● GOAL:
Reproduce all of the records exactly.

● INFORMATION SUPPLIED:
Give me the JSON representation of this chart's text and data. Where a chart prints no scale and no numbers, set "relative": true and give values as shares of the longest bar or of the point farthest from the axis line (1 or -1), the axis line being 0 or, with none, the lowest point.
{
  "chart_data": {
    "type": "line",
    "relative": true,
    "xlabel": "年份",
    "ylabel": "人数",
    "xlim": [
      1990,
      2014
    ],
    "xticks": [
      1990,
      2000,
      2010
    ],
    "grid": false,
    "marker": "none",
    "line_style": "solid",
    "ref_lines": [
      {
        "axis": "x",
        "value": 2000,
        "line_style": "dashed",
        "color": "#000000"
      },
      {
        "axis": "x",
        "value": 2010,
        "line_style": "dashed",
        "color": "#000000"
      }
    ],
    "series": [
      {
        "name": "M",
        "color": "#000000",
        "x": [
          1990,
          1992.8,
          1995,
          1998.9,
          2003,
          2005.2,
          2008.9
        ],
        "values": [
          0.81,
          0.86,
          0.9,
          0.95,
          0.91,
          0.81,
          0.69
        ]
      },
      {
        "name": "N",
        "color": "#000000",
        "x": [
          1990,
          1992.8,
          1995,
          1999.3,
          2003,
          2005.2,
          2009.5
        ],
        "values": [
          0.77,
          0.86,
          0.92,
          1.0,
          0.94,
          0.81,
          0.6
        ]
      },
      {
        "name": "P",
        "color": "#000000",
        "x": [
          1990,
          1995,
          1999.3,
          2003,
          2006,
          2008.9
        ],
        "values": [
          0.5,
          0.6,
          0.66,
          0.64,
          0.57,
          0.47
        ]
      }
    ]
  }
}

● THE REPLY:
Give me the JSON representation of this chart's text and data. Where a chart prints no scale and no numbers, set "relative": true and give values as shares of the longest bar or of the point farthest from the axis line (1 or -1), the axis line being 0 or, with none, the lowest point.
{
  "chart_data": {
    "type": "line",
    "relative": true,
    "xlabel": "年份",
    "ylabel": "人数",
    "xlim": [
      1990,
      2014
    ],
    "xticks": [
      1990,
      2000,
      2010
    ],
    "grid": false,
    "marker": "none",
    "line_style": "solid",
    "ref_lines": [
      {
        "axis": "x",
        "value": 2000,
        "line_style": "dashed",
        "color": "#000000"
      },
      {
        "axis": "x",
        "value": 2010,
        "line_style": "dashed",
        "color": "#000000"
      }
    ],
    "series": [
      {
        "name": "M",
        "color": "#000000",
        "x": [
          1990,
          1992.8,
          1995,
          1998.9,
          2003,
          2005.2,
          2008.9
        ],
        "values": [
          0.81,
          0.86,
          0.9,
          0.95,
          0.91,
          0.81,
          0.69
        ]
      },
      {
        "name": "N",
        "color": "#000000",
        "x": [
          1990,
          1992.8,
          1995,
          1999.3,
          2003,
          2005.2,
          2009.5
        ],
        "values": [
          0.77,
          0.86,
          0.92,
          1.0,
          0.94,
          0.81,
          0.6
        ]
      },
      {
        "name": "P",
        "color": "#000000",
        "x": [
          1990,
          1995,
          1999.3,
          2003,
          2006,
          2008.9
        ],
        "values": [
          0.5,
          0.6,
          0.66,
          0.64,
          0.57,
          0.47
        ]
      }
    ]
  }
}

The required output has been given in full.